» **Given instruction**
Rewrite the lines below as a JSON list of strings, with one string per line and blank lines omitted.

[Stored items from a collection]
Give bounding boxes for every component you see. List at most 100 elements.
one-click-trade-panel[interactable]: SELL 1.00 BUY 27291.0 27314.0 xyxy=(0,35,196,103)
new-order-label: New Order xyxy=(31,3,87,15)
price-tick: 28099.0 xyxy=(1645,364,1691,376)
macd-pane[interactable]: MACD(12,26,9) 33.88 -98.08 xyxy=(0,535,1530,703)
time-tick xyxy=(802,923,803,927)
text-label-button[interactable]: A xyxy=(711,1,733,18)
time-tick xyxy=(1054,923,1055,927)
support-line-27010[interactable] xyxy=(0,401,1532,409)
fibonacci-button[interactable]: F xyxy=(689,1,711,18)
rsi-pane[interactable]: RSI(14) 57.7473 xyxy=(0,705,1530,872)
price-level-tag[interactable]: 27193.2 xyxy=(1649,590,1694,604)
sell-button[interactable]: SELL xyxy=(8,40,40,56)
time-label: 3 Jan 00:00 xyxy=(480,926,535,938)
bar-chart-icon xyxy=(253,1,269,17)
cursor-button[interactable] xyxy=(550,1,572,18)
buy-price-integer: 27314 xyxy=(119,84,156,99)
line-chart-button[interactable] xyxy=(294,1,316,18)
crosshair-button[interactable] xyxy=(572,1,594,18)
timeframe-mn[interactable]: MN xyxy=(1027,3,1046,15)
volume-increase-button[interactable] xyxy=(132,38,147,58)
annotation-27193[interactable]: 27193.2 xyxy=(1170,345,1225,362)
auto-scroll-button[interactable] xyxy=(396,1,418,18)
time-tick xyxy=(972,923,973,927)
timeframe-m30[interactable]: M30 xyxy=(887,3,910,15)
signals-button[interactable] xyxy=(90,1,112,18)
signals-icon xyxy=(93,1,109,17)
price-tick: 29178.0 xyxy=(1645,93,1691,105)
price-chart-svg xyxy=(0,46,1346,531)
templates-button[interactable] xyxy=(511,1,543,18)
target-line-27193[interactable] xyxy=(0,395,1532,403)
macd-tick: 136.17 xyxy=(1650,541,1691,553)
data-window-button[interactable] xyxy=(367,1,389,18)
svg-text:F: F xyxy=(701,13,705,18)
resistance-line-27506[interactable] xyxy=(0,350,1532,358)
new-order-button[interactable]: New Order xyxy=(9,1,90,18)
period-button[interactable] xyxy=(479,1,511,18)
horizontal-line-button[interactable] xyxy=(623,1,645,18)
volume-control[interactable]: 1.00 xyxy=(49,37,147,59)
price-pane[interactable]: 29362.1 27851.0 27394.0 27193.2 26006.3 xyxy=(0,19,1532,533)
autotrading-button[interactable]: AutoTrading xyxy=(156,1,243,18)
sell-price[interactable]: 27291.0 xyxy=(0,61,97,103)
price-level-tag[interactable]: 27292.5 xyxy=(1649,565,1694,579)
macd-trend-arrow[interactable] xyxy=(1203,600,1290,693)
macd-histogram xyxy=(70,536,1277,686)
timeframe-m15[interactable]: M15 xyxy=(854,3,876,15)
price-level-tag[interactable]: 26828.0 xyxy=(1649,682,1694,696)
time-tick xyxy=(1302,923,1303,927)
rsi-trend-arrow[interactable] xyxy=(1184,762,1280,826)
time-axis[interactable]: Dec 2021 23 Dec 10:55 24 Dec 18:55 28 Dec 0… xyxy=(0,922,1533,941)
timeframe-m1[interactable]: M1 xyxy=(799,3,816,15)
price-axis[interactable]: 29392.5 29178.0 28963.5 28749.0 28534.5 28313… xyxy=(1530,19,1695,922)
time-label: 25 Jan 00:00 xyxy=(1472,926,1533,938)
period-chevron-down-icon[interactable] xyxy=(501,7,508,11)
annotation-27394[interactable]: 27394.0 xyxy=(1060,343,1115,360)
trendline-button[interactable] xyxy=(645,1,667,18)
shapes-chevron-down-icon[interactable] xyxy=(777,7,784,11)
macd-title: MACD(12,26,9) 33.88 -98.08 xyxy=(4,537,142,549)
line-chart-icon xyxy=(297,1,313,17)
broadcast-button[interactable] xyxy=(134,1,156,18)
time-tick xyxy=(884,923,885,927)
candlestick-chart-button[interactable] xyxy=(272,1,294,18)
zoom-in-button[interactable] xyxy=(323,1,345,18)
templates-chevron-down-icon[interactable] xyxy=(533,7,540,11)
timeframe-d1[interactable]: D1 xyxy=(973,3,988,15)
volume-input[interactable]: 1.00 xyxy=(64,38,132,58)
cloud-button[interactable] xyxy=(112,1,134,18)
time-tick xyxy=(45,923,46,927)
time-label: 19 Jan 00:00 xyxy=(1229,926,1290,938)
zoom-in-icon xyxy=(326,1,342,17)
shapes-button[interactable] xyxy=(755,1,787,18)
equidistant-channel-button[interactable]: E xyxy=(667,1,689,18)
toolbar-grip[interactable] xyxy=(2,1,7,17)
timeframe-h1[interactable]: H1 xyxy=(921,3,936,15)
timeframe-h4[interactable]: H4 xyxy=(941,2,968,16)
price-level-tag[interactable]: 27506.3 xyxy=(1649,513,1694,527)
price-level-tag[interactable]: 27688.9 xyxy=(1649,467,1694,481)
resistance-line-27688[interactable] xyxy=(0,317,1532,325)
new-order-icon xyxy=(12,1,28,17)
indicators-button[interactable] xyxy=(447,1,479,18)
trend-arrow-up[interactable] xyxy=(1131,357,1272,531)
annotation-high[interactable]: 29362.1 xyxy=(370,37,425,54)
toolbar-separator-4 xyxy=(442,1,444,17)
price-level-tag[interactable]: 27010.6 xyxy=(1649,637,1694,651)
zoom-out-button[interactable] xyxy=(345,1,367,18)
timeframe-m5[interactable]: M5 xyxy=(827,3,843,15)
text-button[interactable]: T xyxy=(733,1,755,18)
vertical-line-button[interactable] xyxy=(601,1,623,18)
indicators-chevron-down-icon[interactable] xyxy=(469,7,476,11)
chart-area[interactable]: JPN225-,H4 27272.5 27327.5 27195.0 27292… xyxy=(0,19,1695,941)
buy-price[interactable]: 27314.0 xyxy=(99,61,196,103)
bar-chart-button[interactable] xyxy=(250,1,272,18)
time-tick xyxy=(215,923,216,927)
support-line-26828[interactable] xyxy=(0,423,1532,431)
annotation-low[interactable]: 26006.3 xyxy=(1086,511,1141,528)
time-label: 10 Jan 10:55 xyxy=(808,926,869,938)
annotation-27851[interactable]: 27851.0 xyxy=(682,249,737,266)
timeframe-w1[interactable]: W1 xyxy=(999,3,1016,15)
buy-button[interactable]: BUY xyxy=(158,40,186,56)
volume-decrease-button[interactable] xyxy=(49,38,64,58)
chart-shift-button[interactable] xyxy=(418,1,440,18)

» **Solved problem**
[
  "Give bounding boxes for every component you see. List at most 100 elements.",
  "one-click-trade-panel[interactable]: SELL 1.00 BUY 27291.0 27314.0 xyxy=(0,35,196,103)",
  "new-order-label: New Order xyxy=(31,3,87,15)",
  "price-tick: 28099.0 xyxy=(1645,364,1691,376)",
  "macd-pane[interactable]: MACD(12,26,9) 33.88 -98.08 xyxy=(0,535,1530,703)",
  "time-tick xyxy=(802,923,803,927)",
  "text-label-button[interactable]: A xyxy=(711,1,733,18)",
  "time-tick xyxy=(1054,923,1055,927)",
  "support-line-27010[interactable] xyxy=(0,401,1532,409)",
  "fibonacci-button[interactable]: F xyxy=(689,1,711,18)",
  "rsi-pane[interactable]: RSI(14) 57.7473 xyxy=(0,705,1530,872)",
  "price-level-tag[interactable]: 27193.2 xyxy=(1649,590,1694,604)",
  "sell-button[interactable]: SELL xyxy=(8,40,40,56)",
  "time-label: 3 Jan 00:00 xyxy=(480,926,535,938)",
  "bar-chart-icon xyxy=(253,1,269,17)",
  "cursor-button[interactable] xyxy=(550,1,572,18)",
  "buy-price-integer: 27314 xyxy=(119,84,156,99)",
  "line-chart-button[interactable] xyxy=(294,1,316,18)",
  "crosshair-button[interactable] xyxy=(572,1,594,18)",
  "timeframe-mn[interactable]: MN xyxy=(1027,3,1046,15)",
  "volume-increase-button[interactable] xyxy=(132,38,147,58)",
  "annotation-27193[interactable]: 27193.2 xyxy=(1170,345,1225,362)",
  "auto-scroll-button[interactable] xyxy=(396,1,418,18)",
  "time-tick xyxy=(972,923,973,927)",
  "timeframe-m30[interactable]: M30 xyxy=(887,3,910,15)",
  "signals-button[interactable] xyxy=(90,1,112,18)",
  "signals-icon xyxy=(93,1,109,17)",
  "price-tick: 29178.0 xyxy=(1645,93,1691,105)",
  "price-chart-svg xyxy=(0,46,1346,531)",
  "templates-button[interactable] xyxy=(511,1,543,18)",
  "target-line-27193[interactable] xyxy=(0,395,1532,403)",
  "macd-tick: 136.17 xyxy=(1650,541,1691,553)",
  "data-window-button[interactable] xyxy=(367,1,389,18)",
  "svg-text:F: F xyxy=(701,13,705,18)",
  "resistance-line-27506[interactable] xyxy=(0,350,1532,358)",
  "new-order-button[interactable]: New Order xyxy=(9,1,90,18)",
  "period-button[interactable] xyxy=(479,1,511,18)",
  "horizontal-line-button[interactable] xyxy=(623,1,645,18)",
  "volume-control[interactable]: 1.00 xyxy=(49,37,147,59)",
  "price-pane[interactable]: 29362.1 27851.0 27394.0 27193.2 26006.3 xyxy=(0,19,1532,533)",
  "autotrading-button[interactable]: AutoTrading xyxy=(156,1,243,18)",
  "sell-price[interactable]: 27291.0 xyxy=(0,61,97,103)",
  "price-level-tag[interactable]: 27292.5 xyxy=(1649,565,1694,579)",
  "macd-trend-arrow[interactable] xyxy=(1203,600,1290,693)",
  "macd-histogram xyxy=(70,536,1277,686)",
  "timeframe-m15[interactable]: M15 xyxy=(854,3,876,15)",
  "price-level-tag[interactable]: 26828.0 xyxy=(1649,682,1694,696)",
  "time-tick xyxy=(1302,923,1303,927)",
  "rsi-trend-arrow[interactable] xyxy=(1184,762,1280,826)",
  "time-axis[interactable]: Dec 2021 23 Dec 10:55 24 Dec 18:55 28 Dec 0… xyxy=(0,922,1533,941)",
  "timeframe-m1[interactable]: M1 xyxy=(799,3,816,15)",
  "price-axis[interactable]: 29392.5 29178.0 28963.5 28749.0 28534.5 28313… xyxy=(1530,19,1695,922)",
  "time-label: 25 Jan 00:00 xyxy=(1472,926,1533,938)",
  "period-chevron-down-icon[interactable] xyxy=(501,7,508,11)",
  "annotation-27394[interactable]: 27394.0 xyxy=(1060,343,1115,360)",
  "trendline-button[interactable] xyxy=(645,1,667,18)",
  "shapes-chevron-down-icon[interactable] xyxy=(777,7,784,11)",
  "macd-title: MACD(12,26,9) 33.88 -98.08 xyxy=(4,537,142,549)",
  "line-chart-icon xyxy=(297,1,313,17)",
  "broadcast-button[interactable] xyxy=(134,1,156,18)",
  "time-tick xyxy=(884,923,885,927)",
  "candlestick-chart-button[interactable] xyxy=(272,1,294,18)",
  "zoom-in-button[interactable] xyxy=(323,1,345,18)",
  "templates-chevron-down-icon[interactable] xyxy=(533,7,540,11)",
  "timeframe-d1[interactable]: D1 xyxy=(973,3,988,15)",
  "volume-input[interactable]: 1.00 xyxy=(64,38,132,58)",
  "cloud-button[interactable] xyxy=(112,1,134,18)",
  "time-tick xyxy=(45,923,46,927)",
  "time-label: 19 Jan 00:00 xyxy=(1229,926,1290,938)",
  "zoom-in-icon xyxy=(326,1,342,17)",
  "shapes-button[interactable] xyxy=(755,1,787,18)",
  "equidistant-channel-button[interactable]: E xyxy=(667,1,689,18)",
  "toolbar-grip[interactable] xyxy=(2,1,7,17)",
  "timeframe-h1[interactable]: H1 xyxy=(921,3,936,15)",
  "timeframe-h4[interactable]: H4 xyxy=(941,2,968,16)",
  "price-level-tag[interactable]: 27506.3 xyxy=(1649,513,1694,527)",
  "price-level-tag[interactable]: 27688.9 xyxy=(1649,467,1694,481)",
  "resistance-line-27688[interactable] xyxy=(0,317,1532,325)",
  "new-order-icon xyxy=(12,1,28,17)",
  "indicators-button[interactable] xyxy=(447,1,479,18)",
  "trend-arrow-up[interactable] xyxy=(1131,357,1272,531)",
  "annotation-high[interactable]: 29362.1 xyxy=(370,37,425,54)",
  "toolbar-separator-4 xyxy=(442,1,444,17)",
  "price-level-tag[interactable]: 27010.6 xyxy=(1649,637,1694,651)",
  "zoom-out-button[interactable] xyxy=(345,1,367,18)",
  "timeframe-m5[interactable]: M5 xyxy=(827,3,843,15)",
  "text-button[interactable]: T xyxy=(733,1,755,18)",
  "vertical-line-button[interactable] xyxy=(601,1,623,18)",
  "indicators-chevron-down-icon[interactable] xyxy=(469,7,476,11)",
  "chart-area[interactable]: JPN225-,H4 27272.5 27327.5 27195.0 27292… xyxy=(0,19,1695,941)",
  "buy-price[interactable]: 27314.0 xyxy=(99,61,196,103)",
  "bar-chart-button[interactable] xyxy=(250,1,272,18)",
  "time-tick xyxy=(215,923,216,927)",
  "support-line-26828[interactable] xyxy=(0,423,1532,431)",
  "annotation-low[interactable]: 26006.3 xyxy=(1086,511,1141,528)",
  "time-label: 10 Jan 10:55 xyxy=(808,926,869,938)",
  "annotation-27851[interactable]: 27851.0 xyxy=(682,249,737,266)",
  "timeframe-w1[interactable]: W1 xyxy=(999,3,1016,15)",
  "buy-button[interactable]: BUY xyxy=(158,40,186,56)",
  "volume-decrease-button[interactable] xyxy=(49,38,64,58)",
  "chart-shift-button[interactable] xyxy=(418,1,440,18)"
]